═══ TESTO ESTRATTO
Dopo l’EP SP57, il cantautore lombardo Luca Re prosegue la propria ricerca con un brano che unisce scrittura intima e sonorità indie-pop e R&B, primo estratto dal percorso che condurrà al suo debut album previsto per il 2026.

Con Mi basti tu, in uscita venerdì 10 ottobre, Luca Re apre un nuovo ciclo della propria produzione, tracciando un’evoluzione coerente e consapevole all’interno di un percorso artistico che si sta progressivamente definendo nella scena indipendente italiana. Il singolo, primo tassello del secondo atto dopo l’EP SP57 pubblicato lo scorso maggio, si presenta come un lavoro di sintesi e maturità: una canzone che trasforma la semplicità in profondità, fondendo linguaggi sonori e narrativi in un equilibrio delicato tra introspezione e immediatezza.
══════
═══ DATI FORNITI
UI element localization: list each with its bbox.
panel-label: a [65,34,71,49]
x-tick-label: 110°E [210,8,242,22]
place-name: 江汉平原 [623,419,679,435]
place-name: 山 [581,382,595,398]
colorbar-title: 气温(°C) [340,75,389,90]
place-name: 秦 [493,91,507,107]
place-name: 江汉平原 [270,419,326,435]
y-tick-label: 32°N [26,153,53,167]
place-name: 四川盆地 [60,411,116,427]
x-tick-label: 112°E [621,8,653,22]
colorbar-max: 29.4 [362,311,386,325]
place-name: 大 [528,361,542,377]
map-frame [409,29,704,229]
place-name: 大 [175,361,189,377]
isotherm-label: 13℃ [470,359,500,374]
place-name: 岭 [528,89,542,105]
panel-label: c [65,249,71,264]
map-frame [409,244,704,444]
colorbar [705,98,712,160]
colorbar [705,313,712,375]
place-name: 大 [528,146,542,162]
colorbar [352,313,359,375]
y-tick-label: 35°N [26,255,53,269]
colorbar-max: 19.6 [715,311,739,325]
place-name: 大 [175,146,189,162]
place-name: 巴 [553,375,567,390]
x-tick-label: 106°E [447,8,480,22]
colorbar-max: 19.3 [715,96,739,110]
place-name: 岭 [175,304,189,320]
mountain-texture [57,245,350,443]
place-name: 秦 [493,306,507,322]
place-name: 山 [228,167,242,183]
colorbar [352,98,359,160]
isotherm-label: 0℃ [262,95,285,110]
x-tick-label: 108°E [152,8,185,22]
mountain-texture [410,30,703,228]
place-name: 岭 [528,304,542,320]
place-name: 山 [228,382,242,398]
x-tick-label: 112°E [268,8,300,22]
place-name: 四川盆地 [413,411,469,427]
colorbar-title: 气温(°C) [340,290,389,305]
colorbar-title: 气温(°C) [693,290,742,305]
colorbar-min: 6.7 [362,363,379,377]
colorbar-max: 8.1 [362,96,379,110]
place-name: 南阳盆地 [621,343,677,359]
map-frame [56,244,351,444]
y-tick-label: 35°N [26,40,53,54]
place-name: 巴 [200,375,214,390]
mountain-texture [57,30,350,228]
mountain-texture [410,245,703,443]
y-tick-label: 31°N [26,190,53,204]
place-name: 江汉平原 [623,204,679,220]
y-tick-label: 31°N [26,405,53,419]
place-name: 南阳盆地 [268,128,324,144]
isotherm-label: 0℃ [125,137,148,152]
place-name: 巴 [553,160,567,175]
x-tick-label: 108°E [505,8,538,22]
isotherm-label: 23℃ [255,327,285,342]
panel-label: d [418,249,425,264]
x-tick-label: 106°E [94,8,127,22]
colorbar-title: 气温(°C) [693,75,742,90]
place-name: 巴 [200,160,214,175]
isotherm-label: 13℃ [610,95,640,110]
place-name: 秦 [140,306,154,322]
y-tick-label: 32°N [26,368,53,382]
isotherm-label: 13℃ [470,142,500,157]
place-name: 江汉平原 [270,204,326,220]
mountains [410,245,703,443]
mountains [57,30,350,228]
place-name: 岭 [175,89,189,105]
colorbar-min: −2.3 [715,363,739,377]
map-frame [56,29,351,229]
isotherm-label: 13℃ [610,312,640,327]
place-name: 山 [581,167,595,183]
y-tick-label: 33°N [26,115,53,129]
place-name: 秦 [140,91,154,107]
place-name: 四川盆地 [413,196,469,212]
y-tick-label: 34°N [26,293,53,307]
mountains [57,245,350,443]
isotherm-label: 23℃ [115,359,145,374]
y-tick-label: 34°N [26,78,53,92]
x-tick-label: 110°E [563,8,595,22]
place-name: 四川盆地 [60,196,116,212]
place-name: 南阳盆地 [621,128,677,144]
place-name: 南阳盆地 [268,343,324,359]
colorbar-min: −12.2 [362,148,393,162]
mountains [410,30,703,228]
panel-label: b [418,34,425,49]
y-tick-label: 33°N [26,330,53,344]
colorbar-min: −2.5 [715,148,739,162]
══════
**ESERCIZI DA SVOLGERE:**
(1) Traduci in inglese questa frase del testo sul singolo di Luca Re: "Dopo l’EP SP57, il cantautore lombardo Luca Re prosegue la propria ricerca con un brano che unisce scrittura intima e sonorità indie-pop e R&B, primo estratto dal percorso che condurrà al suo debut album previsto per il 2026."
(2) Porta avanti il testo sul singolo di Luca Re, riprendendo subito dopo l'ultima frase.

**SOLUZIONI DEGLI ESERCIZI:**
(1) After the EP SP57, Lombard singer-songwriter Luca Re continues his exploration with a track that combines intimate songwriting with indie-pop and R&B sounds, the first single from the path that will lead to his debut album, expected in 2026.

(2)
Il brano nasce da un’immagine concreta e quotidiana — una piazza di paese, silenziosa, animata soltanto da due figure che si scambiano affetto — capace di diventare la matrice poetica di un racconto universale. L’incipit “siamo soli in una piazza” si trasforma in un gesto narrativo essenziale, un punto di partenza per esplorare la presenza, l’istante, il vivere qui e ora.

La scrittura di Luca Re si muove su un registro di lirismo osservativo, costruito su dettagli che si fanno portatori di senso: “i semafori lampeggiano, dettano il ritmo delle mie parole”, oppure “quando ridi ti amo, quando piangi ti amo, a volte vorrei gridartelo, ma noi ci guardiamo”. Si tratta di frammenti di vita che, attraverso un linguaggio sobrio e autentico, si aprono alla dimensione simbolica, rendendo l’intimità una forma di collettività emotiva.

Quando ho scritto questa canzone ho deciso di concentrarmi solo sul presente. Spesso sono proiettato verso ciò che verrà, e finisco per perdermi i dettagli. Quella sera ho capito che tutto ciò che mi serviva era già lì, davanti a me.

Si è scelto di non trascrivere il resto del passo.